#### [Data entries]
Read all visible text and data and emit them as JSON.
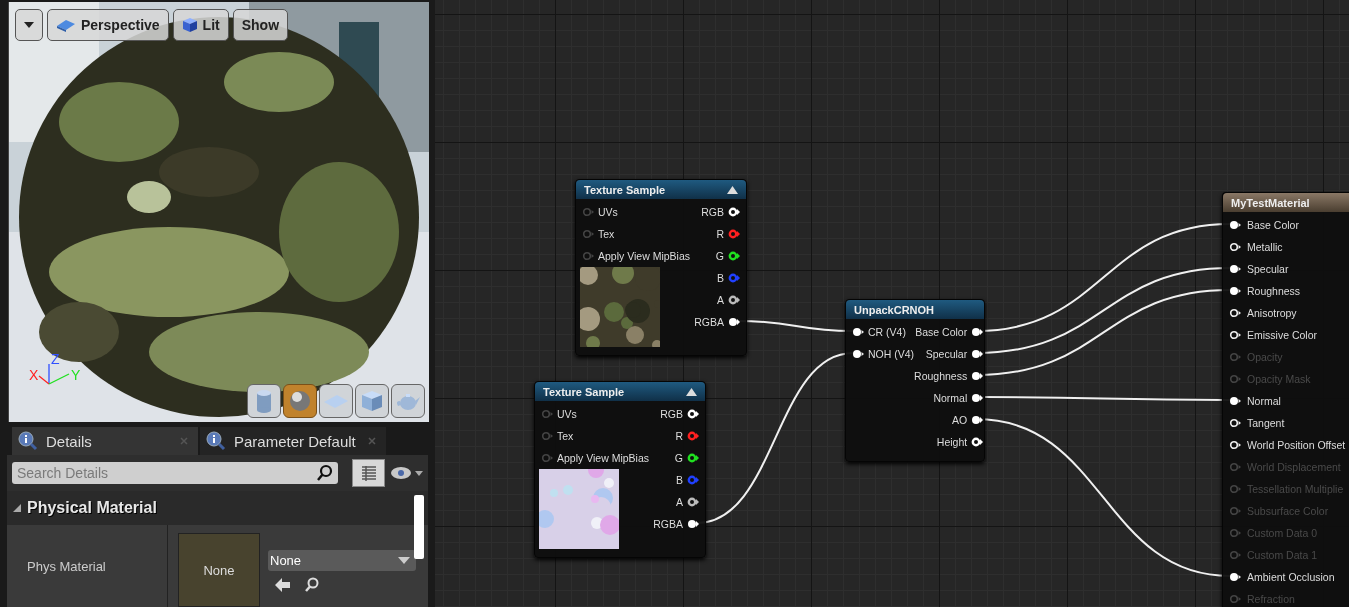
{
  "viewport": {
    "toolbar": [
      {
        "kind": "menu"
      },
      {
        "kind": "view",
        "label": "Perspective"
      },
      {
        "kind": "lighting",
        "label": "Lit"
      },
      {
        "kind": "plain",
        "label": "Show"
      }
    ],
    "axes": [
      {
        "label": "X",
        "color": "#ff2020"
      },
      {
        "label": "Z",
        "color": "#3050ff"
      },
      {
        "label": "Y",
        "color": "#20e020"
      }
    ],
    "preview_shapes": [
      {
        "kind": "cylinder",
        "selected": false
      },
      {
        "kind": "sphere",
        "selected": true
      },
      {
        "kind": "plane",
        "selected": false
      },
      {
        "kind": "cube",
        "selected": false
      },
      {
        "kind": "teapot",
        "selected": false
      }
    ]
  },
  "details": {
    "tabs": [
      {
        "label": "Details",
        "selected": true
      },
      {
        "label": "Parameter Default",
        "selected": false
      }
    ],
    "search": {
      "placeholder": "Search Details"
    },
    "category": {
      "label": "Physical Material",
      "expanded": true
    },
    "property": {
      "label": "Phys Material",
      "thumbnail": "None",
      "value": "None"
    }
  },
  "graph": {
    "nodes": [
      {
        "kind": "texture",
        "title": "Texture Sample",
        "inputs": [
          {
            "label": "UVs",
            "connected": false
          },
          {
            "label": "Tex",
            "connected": false
          },
          {
            "label": "Apply View MipBias",
            "connected": false
          }
        ],
        "outputs": [
          {
            "label": "RGB",
            "color": "#ffffff",
            "connected": false
          },
          {
            "label": "R",
            "color": "#ff2020",
            "connected": false
          },
          {
            "label": "G",
            "color": "#20e020",
            "connected": false
          },
          {
            "label": "B",
            "color": "#2040ff",
            "connected": false
          },
          {
            "label": "A",
            "color": "#bbbbbb",
            "connected": false
          },
          {
            "label": "RGBA",
            "color": "#ffffff",
            "connected": true
          }
        ]
      },
      {
        "kind": "texture",
        "title": "Texture Sample",
        "inputs": [
          {
            "label": "UVs",
            "connected": false
          },
          {
            "label": "Tex",
            "connected": false
          },
          {
            "label": "Apply View MipBias",
            "connected": false
          }
        ],
        "outputs": [
          {
            "label": "RGB",
            "color": "#ffffff",
            "connected": false
          },
          {
            "label": "R",
            "color": "#ff2020",
            "connected": false
          },
          {
            "label": "G",
            "color": "#20e020",
            "connected": false
          },
          {
            "label": "B",
            "color": "#2040ff",
            "connected": false
          },
          {
            "label": "A",
            "color": "#bbbbbb",
            "connected": false
          },
          {
            "label": "RGBA",
            "color": "#ffffff",
            "connected": true
          }
        ]
      },
      {
        "kind": "function",
        "title": "UnpackCRNOH",
        "inputs": [
          {
            "label": "CR (V4)",
            "connected": true
          },
          {
            "label": "NOH (V4)",
            "connected": true
          }
        ],
        "outputs": [
          {
            "label": "Base Color",
            "color": "#ffffff",
            "connected": true
          },
          {
            "label": "Specular",
            "color": "#ffffff",
            "connected": true
          },
          {
            "label": "Roughness",
            "color": "#ffffff",
            "connected": true
          },
          {
            "label": "Normal",
            "color": "#ffffff",
            "connected": true
          },
          {
            "label": "AO",
            "color": "#ffffff",
            "connected": true
          },
          {
            "label": "Height",
            "color": "#ffffff",
            "connected": false
          }
        ]
      },
      {
        "kind": "result",
        "title": "MyTestMaterial",
        "inputs": [
          {
            "label": "Base Color",
            "connected": true,
            "disabled": false
          },
          {
            "label": "Metallic",
            "connected": false,
            "disabled": false
          },
          {
            "label": "Specular",
            "connected": true,
            "disabled": false
          },
          {
            "label": "Roughness",
            "connected": true,
            "disabled": false
          },
          {
            "label": "Anisotropy",
            "connected": false,
            "disabled": false
          },
          {
            "label": "Emissive Color",
            "connected": false,
            "disabled": false
          },
          {
            "label": "Opacity",
            "connected": false,
            "disabled": true
          },
          {
            "label": "Opacity Mask",
            "connected": false,
            "disabled": true
          },
          {
            "label": "Normal",
            "connected": true,
            "disabled": false
          },
          {
            "label": "Tangent",
            "connected": false,
            "disabled": false
          },
          {
            "label": "World Position Offset",
            "connected": false,
            "disabled": false
          },
          {
            "label": "World Displacement",
            "connected": false,
            "disabled": true
          },
          {
            "label": "Tessellation Multiplie",
            "connected": false,
            "disabled": true
          },
          {
            "label": "Subsurface Color",
            "connected": false,
            "disabled": true
          },
          {
            "label": "Custom Data 0",
            "connected": false,
            "disabled": true
          },
          {
            "label": "Custom Data 1",
            "connected": false,
            "disabled": true
          },
          {
            "label": "Ambient Occlusion",
            "connected": true,
            "disabled": false
          },
          {
            "label": "Refraction",
            "connected": false,
            "disabled": true
          }
        ]
      }
    ]
  }
}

#### [Challenge]
Restate the records above in full, word for word. Keep pictures out.

#### [The response]
Read all visible text and data and emit them as JSON.
{
  "viewport": {
    "toolbar": [
      {
        "kind": "menu"
      },
      {
        "kind": "view",
        "label": "Perspective"
      },
      {
        "kind": "lighting",
        "label": "Lit"
      },
      {
        "kind": "plain",
        "label": "Show"
      }
    ],
    "axes": [
      {
        "label": "X",
        "color": "#ff2020"
      },
      {
        "label": "Z",
        "color": "#3050ff"
      },
      {
        "label": "Y",
        "color": "#20e020"
      }
    ],
    "preview_shapes": [
      {
        "kind": "cylinder",
        "selected": false
      },
      {
        "kind": "sphere",
        "selected": true
      },
      {
        "kind": "plane",
        "selected": false
      },
      {
        "kind": "cube",
        "selected": false
      },
      {
        "kind": "teapot",
        "selected": false
      }
    ]
  },
  "details": {
    "tabs": [
      {
        "label": "Details",
        "selected": true
      },
      {
        "label": "Parameter Default",
        "selected": false
      }
    ],
    "search": {
      "placeholder": "Search Details"
    },
    "category": {
      "label": "Physical Material",
      "expanded": true
    },
    "property": {
      "label": "Phys Material",
      "thumbnail": "None",
      "value": "None"
    }
  },
  "graph": {
    "nodes": [
      {
        "kind": "texture",
        "title": "Texture Sample",
        "inputs": [
          {
            "label": "UVs",
            "connected": false
          },
          {
            "label": "Tex",
            "connected": false
          },
          {
            "label": "Apply View MipBias",
            "connected": false
          }
        ],
        "outputs": [
          {
            "label": "RGB",
            "color": "#ffffff",
            "connected": false
          },
          {
            "label": "R",
            "color": "#ff2020",
            "connected": false
          },
          {
            "label": "G",
            "color": "#20e020",
            "connected": false
          },
          {
            "label": "B",
            "color": "#2040ff",
            "connected": false
          },
          {
            "label": "A",
            "color": "#bbbbbb",
            "connected": false
          },
          {
            "label": "RGBA",
            "color": "#ffffff",
            "connected": true
          }
        ]
      },
      {
        "kind": "texture",
        "title": "Texture Sample",
        "inputs": [
          {
            "label": "UVs",
            "connected": false
          },
          {
            "label": "Tex",
            "connected": false
          },
          {
            "label": "Apply View MipBias",
            "connected": false
          }
        ],
        "outputs": [
          {
            "label": "RGB",
            "color": "#ffffff",
            "connected": false
          },
          {
            "label": "R",
            "color": "#ff2020",
            "connected": false
          },
          {
            "label": "G",
            "color": "#20e020",
            "connected": false
          },
          {
            "label": "B",
            "color": "#2040ff",
            "connected": false
          },
          {
            "label": "A",
            "color": "#bbbbbb",
            "connected": false
          },
          {
            "label": "RGBA",
            "color": "#ffffff",
            "connected": true
          }
        ]
      },
      {
        "kind": "function",
        "title": "UnpackCRNOH",
        "inputs": [
          {
            "label": "CR (V4)",
            "connected": true
          },
          {
            "label": "NOH (V4)",
            "connected": true
          }
        ],
        "outputs": [
          {
            "label": "Base Color",
            "color": "#ffffff",
            "connected": true
          },
          {
            "label": "Specular",
            "color": "#ffffff",
            "connected": true
          },
          {
            "label": "Roughness",
            "color": "#ffffff",
            "connected": true
          },
          {
            "label": "Normal",
            "color": "#ffffff",
            "connected": true
          },
          {
            "label": "AO",
            "color": "#ffffff",
            "connected": true
          },
          {
            "label": "Height",
            "color": "#ffffff",
            "connected": false
          }
        ]
      },
      {
        "kind": "result",
        "title": "MyTestMaterial",
        "inputs": [
          {
            "label": "Base Color",
            "connected": true,
            "disabled": false
          },
          {
            "label": "Metallic",
            "connected": false,
            "disabled": false
          },
          {
            "label": "Specular",
            "connected": true,
            "disabled": false
          },
          {
            "label": "Roughness",
            "connected": true,
            "disabled": false
          },
          {
            "label": "Anisotropy",
            "connected": false,
            "disabled": false
          },
          {
            "label": "Emissive Color",
            "connected": false,
            "disabled": false
          },
          {
            "label": "Opacity",
            "connected": false,
            "disabled": true
          },
          {
            "label": "Opacity Mask",
            "connected": false,
            "disabled": true
          },
          {
            "label": "Normal",
            "connected": true,
            "disabled": false
          },
          {
            "label": "Tangent",
            "connected": false,
            "disabled": false
          },
          {
            "label": "World Position Offset",
            "connected": false,
            "disabled": false
          },
          {
            "label": "World Displacement",
            "connected": false,
            "disabled": true
          },
          {
            "label": "Tessellation Multiplie",
            "connected": false,
            "disabled": true
          },
          {
            "label": "Subsurface Color",
            "connected": false,
            "disabled": true
          },
          {
            "label": "Custom Data 0",
            "connected": false,
            "disabled": true
          },
          {
            "label": "Custom Data 1",
            "connected": false,
            "disabled": true
          },
          {
            "label": "Ambient Occlusion",
            "connected": true,
            "disabled": false
          },
          {
            "label": "Refraction",
            "connected": false,
            "disabled": true
          }
        ]
      }
    ]
  }
}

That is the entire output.